GIVEN TASK 1 =>
Reproduce verbatim the lines of the records from their first line through the line containing "Point (101, 221, 124, 235)", including both of those lines.
___ PASSAGE TO READ ___
Estimate bufferNmax for spatio-temporal kriging neighborhood selection

Calculates an estimate for bufferNmax parameter used in gstat::krigeST() local neighborhood selection. The estimate is based on the average number of spatio-temporal observations within the effective range of the joint variogram component, divided by nmax.

All parameters must have the same distance and time units (e.g. kilometers, days) or have been generated using the same units. For example, dist_spatial and dates should have the same units as the units used to generate the stani value.

Currently only generates bufferNmax estimates for spatio-temporal kriging models that utilize variogram models that contain a joint component.

Usage

est_buffernmax(
  dates,
  coords,
  vario_mod,
  dist_spatial,
  nmax,
  stani,
  samp_size = 1000,
  seed = NULL,
  cor_level = 0.01
)

Arguments

dates: [Date] A vector of dates corresponding to the time dimension of the spatio-temporal data object.
coords: [matrix] A numeric matrix of spatial coordinates with one row per location.
vario_mod: [StVariogramModel] A fitted spatio-temporal variogram model of class StVariogramModel as returned by gstat::fit.StVariogram(). Must contain a joint component (i.e. a sum-metric or simple sum-metric model).
dist_spatial: [matrix] A square numeric matrix of pairwise distances between all spatial locations.
nmax: [numeric(1)] The maximum number of nearest neighbors used for kriging prediction. Must match the nmax value will be passed to gstat::krigeST() along with the bufferNmax estimate. See Details.
stani: [numeric(1)] The spatio-temporal anisotropy parameter typically estimated using gstat::estiStAni().
samp_size: [integer(1)] The number of spatio-temporal observation locations to sample when estimating the average neighborhood size. Larger values give more stable estimates at the cost of computation time. Default is 1000.
seed: [numeric(1)] Random seed for reproducibility of the sampling step. If NULL (the default), the seed is set to the current year derived from Sys.Date().
cor_level: [numeric(1)] The correlation level at which the effective range of the joint variogram component is defined. Default is 0.01, meaning the effective range is the distance at which the correlation drops to 0.01 (equivalently where the semivariance reaches 99% of the sill). See Details.

Value

[numeric(1)] An estimate for bufferNmax to use as a starting point for grid search hyperparameter tuning of gstat::krigeST().

Details

Why this function is useful

gstat::krigeST() with local neighborhood selection requires two key hyperparameters: nmax (the number of neighbors used for each prediction) and bufferNmax (a multiplier controlling the size of the candidate pool from which those neighbors are selected). While nmax can be chosen based on domain knowledge and cross-validation without too much trouble, bufferNmax is harder to tune because its role in algorithm is not obvious without understanding the internal mechanics of gstat::krigeST(). Even then — guessing an informative range of values to start your search is nearly impossible unless you have extensive experience with modeling data from that domain (k's upper bound is number of dates × number of locations).
___ GIVEN ENTRIES ___
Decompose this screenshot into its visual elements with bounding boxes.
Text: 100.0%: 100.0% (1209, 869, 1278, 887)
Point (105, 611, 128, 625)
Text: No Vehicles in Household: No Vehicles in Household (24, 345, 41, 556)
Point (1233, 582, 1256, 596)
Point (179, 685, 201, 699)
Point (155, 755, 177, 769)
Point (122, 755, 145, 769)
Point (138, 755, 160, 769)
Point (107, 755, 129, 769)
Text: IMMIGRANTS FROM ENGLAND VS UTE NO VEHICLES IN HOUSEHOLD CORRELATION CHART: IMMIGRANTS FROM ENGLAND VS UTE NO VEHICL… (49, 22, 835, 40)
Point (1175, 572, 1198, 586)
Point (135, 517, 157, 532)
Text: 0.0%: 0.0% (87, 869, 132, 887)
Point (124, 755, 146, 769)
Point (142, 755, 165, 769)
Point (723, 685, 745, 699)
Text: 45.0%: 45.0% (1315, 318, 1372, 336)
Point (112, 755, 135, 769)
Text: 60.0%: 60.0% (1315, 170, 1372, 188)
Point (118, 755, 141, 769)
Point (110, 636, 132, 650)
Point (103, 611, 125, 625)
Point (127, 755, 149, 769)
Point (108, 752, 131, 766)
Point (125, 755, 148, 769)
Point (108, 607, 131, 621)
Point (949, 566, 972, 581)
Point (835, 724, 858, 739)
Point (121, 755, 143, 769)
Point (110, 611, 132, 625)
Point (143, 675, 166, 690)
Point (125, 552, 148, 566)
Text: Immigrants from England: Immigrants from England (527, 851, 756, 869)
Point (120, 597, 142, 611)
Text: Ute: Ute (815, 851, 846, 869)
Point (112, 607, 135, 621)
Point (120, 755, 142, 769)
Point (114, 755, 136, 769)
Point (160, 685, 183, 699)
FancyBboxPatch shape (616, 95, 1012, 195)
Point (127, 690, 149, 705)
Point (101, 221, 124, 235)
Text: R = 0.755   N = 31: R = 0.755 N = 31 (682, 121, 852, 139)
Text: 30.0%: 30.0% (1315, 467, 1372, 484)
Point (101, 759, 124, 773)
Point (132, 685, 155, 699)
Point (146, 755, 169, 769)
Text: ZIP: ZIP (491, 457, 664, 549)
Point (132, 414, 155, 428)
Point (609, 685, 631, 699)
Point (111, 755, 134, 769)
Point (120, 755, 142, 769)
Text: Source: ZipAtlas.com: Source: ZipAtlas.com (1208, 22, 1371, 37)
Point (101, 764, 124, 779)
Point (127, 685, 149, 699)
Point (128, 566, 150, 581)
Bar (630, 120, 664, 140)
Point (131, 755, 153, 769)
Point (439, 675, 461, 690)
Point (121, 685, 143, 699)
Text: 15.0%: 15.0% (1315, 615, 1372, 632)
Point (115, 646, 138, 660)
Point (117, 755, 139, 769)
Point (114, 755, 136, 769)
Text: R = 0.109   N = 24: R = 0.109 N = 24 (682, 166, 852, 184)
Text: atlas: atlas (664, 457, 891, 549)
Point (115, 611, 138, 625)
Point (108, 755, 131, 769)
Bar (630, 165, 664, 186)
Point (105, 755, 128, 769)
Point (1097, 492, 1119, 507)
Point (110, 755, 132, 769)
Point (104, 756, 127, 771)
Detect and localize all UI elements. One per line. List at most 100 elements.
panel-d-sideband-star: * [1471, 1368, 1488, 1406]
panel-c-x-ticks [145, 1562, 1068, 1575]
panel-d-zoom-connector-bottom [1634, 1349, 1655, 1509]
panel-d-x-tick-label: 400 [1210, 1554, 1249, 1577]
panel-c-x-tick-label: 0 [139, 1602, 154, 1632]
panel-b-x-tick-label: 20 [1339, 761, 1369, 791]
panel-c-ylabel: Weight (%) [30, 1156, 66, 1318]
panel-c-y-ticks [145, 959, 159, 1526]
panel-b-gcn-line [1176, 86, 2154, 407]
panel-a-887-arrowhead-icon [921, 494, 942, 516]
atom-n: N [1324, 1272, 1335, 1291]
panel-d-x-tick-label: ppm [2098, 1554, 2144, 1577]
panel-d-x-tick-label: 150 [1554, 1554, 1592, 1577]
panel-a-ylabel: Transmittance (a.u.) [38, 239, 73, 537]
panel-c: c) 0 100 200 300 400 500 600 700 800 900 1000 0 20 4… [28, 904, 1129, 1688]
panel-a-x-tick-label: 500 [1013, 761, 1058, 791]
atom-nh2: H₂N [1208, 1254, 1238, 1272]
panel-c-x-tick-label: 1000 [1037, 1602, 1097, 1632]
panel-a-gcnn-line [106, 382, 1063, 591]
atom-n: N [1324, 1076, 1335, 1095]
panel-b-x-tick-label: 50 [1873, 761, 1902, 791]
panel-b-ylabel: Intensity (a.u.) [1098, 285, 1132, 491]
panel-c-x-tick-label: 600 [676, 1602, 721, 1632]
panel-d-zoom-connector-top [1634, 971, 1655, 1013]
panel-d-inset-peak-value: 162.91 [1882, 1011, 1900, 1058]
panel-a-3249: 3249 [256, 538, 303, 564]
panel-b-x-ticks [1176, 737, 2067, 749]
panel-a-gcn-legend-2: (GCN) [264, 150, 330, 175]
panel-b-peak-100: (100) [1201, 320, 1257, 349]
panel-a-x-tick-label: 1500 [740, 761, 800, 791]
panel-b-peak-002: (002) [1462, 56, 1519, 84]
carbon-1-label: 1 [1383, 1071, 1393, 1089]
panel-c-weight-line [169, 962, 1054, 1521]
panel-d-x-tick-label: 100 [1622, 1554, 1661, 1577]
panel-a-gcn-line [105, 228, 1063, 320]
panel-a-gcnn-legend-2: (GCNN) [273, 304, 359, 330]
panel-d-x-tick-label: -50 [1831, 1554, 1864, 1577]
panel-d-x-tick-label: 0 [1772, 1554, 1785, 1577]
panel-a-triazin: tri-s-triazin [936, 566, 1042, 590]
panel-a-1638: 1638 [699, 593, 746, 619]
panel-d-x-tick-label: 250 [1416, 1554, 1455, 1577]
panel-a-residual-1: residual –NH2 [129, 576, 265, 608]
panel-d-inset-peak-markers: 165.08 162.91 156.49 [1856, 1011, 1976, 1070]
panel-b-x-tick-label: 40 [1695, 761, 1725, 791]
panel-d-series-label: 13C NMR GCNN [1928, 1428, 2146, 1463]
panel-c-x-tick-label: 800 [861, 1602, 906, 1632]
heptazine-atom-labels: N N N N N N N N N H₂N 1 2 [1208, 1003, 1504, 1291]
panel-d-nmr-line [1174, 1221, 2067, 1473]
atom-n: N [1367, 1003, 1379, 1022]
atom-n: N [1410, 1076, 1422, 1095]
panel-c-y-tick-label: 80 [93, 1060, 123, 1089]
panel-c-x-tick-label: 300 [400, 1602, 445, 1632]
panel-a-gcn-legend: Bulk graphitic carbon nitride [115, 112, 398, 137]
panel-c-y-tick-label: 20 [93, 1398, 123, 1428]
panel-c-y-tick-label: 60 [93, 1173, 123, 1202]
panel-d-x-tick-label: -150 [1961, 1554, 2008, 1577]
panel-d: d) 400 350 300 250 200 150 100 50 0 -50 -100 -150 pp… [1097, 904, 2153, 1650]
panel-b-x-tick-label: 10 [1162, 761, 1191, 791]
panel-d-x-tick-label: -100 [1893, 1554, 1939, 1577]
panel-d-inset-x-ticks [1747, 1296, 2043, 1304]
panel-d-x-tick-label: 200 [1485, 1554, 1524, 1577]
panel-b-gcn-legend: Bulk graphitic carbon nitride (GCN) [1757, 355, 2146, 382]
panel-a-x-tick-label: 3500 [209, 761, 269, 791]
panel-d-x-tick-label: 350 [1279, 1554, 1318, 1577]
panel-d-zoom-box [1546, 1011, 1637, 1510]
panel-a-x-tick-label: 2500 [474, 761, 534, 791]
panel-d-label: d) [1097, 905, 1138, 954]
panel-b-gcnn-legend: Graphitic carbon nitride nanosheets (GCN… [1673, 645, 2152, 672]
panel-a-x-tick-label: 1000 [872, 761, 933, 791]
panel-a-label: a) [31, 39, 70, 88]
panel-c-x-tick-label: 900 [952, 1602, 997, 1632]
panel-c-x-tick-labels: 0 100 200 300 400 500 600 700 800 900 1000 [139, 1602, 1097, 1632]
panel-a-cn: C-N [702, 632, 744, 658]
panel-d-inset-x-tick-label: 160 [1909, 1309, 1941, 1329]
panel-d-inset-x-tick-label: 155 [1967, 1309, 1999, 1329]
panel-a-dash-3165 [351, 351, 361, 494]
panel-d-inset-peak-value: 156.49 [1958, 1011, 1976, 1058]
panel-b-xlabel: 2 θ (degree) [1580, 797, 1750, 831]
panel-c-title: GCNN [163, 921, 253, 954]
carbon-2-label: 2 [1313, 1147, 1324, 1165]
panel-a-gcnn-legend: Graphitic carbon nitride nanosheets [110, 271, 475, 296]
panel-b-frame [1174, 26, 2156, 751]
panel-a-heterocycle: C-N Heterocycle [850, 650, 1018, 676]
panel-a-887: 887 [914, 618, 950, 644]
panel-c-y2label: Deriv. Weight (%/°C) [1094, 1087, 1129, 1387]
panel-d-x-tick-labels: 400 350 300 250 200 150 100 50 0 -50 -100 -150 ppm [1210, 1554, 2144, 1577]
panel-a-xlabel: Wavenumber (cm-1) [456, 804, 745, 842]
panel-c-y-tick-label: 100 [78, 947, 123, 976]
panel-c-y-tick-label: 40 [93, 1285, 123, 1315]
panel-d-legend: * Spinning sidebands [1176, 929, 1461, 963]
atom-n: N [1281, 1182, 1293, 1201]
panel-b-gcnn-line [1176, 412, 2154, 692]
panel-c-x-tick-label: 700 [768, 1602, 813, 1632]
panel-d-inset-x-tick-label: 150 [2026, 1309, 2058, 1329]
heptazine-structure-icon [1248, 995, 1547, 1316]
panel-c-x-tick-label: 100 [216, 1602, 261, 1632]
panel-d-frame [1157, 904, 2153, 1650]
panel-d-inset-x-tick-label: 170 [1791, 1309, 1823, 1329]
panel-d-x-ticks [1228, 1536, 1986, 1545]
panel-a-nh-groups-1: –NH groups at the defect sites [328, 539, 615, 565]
___
GIVEN TASK 2 =>
Continue the documentation on estimating bufferNmax for spatio-temporal kriging from the point where it stops.

FINAL ANSWER 1 =>
Decompose this screenshot into its visual elements with bounding boxes.
Text: 100.0%: 100.0% (1209, 869, 1278, 887)
Point (105, 611, 128, 625)
Text: No Vehicles in Household: No Vehicles in Household (24, 345, 41, 556)
Point (1233, 582, 1256, 596)
Point (179, 685, 201, 699)
Point (155, 755, 177, 769)
Point (122, 755, 145, 769)
Point (138, 755, 160, 769)
Point (107, 755, 129, 769)
Text: IMMIGRANTS FROM ENGLAND VS UTE NO VEHICLES IN HOUSEHOLD CORRELATION CHART: IMMIGRANTS FROM ENGLAND VS UTE NO VEHICL… (49, 22, 835, 40)
Point (1175, 572, 1198, 586)
Point (135, 517, 157, 532)
Text: 0.0%: 0.0% (87, 869, 132, 887)
Point (124, 755, 146, 769)
Point (142, 755, 165, 769)
Point (723, 685, 745, 699)
Text: 45.0%: 45.0% (1315, 318, 1372, 336)
Point (112, 755, 135, 769)
Text: 60.0%: 60.0% (1315, 170, 1372, 188)
Point (118, 755, 141, 769)
Point (110, 636, 132, 650)
Point (103, 611, 125, 625)
Point (127, 755, 149, 769)
Point (108, 752, 131, 766)
Point (125, 755, 148, 769)
Point (108, 607, 131, 621)
Point (949, 566, 972, 581)
Point (835, 724, 858, 739)
Point (121, 755, 143, 769)
Point (110, 611, 132, 625)
Point (143, 675, 166, 690)
Point (125, 552, 148, 566)
Text: Immigrants from England: Immigrants from England (527, 851, 756, 869)
Point (120, 597, 142, 611)
Text: Ute: Ute (815, 851, 846, 869)
Point (112, 607, 135, 621)
Point (120, 755, 142, 769)
Point (114, 755, 136, 769)
Point (160, 685, 183, 699)
FancyBboxPatch shape (616, 95, 1012, 195)
Point (127, 690, 149, 705)
Point (101, 221, 124, 235)

FINAL ANSWER 2 =>
Internally, krigeST.local uses FNN::get.knnx() to find k = ceiling(bufferNmax * nmax) nearest neighbors in the combined spatio-temporal metric space (where time is rescaled by stAni). It then evaluates the actual covariance between all k candidates and the prediction location, keeping only the nmax with the strongest covariance. If bufferNmax is too small, the candidate pool may not contain the truly most correlated observations leading to suboptimal predictions.

The nmax value should be obtained via cross-validation. Just use a 1, 2, or 3 for bufferNmax and select the best nmax according to which model has the lowest SSE. Then use that nmax value in this function.

This function provides a principled estimate for bufferNmax so that an empirical grid search can start from a informative value which allows for a more efficient search.

How the function works

The function estimates bufferNmax in three steps:

Step 1: Compute the effective range of the joint variogram component. The effective range is defined as the distance at which the correlation of the joint variogram component drops to cor_level. For a Matérn model this is computed numerically using stats::uniroot() since there is no closed form solution for all values of kappa. For a Spherical model the effective range equals the range parameter exactly since the variogram reaches its sill at that distance by definition. For an Exponential model the effective range is also computed numerically. A cor_level of 0.01 (the default) is used rather than the conventional 0.05 because bufferNmax needs to cast a wide enough candidate net to capture all observations with any meaningful covariance — not just those within the conventional effective range.

Step 2: Count spatio-temporal observations within the effective range. For a random sample of samp_size spatio-temporal observation locations, the function computes the joint metric distance from each sampled location to all other observations using: $$d_{ST} = \sqrt{d_S^2 + (d_T \times stAni)^2}$$ where $d_S$ is the spatial distance in kilometers and $d_T$ is the temporal distance in days scaled by stAni to convert to kilometers. The number of observations within joint_eff_range is counted for each sampled location and averaged across the sample.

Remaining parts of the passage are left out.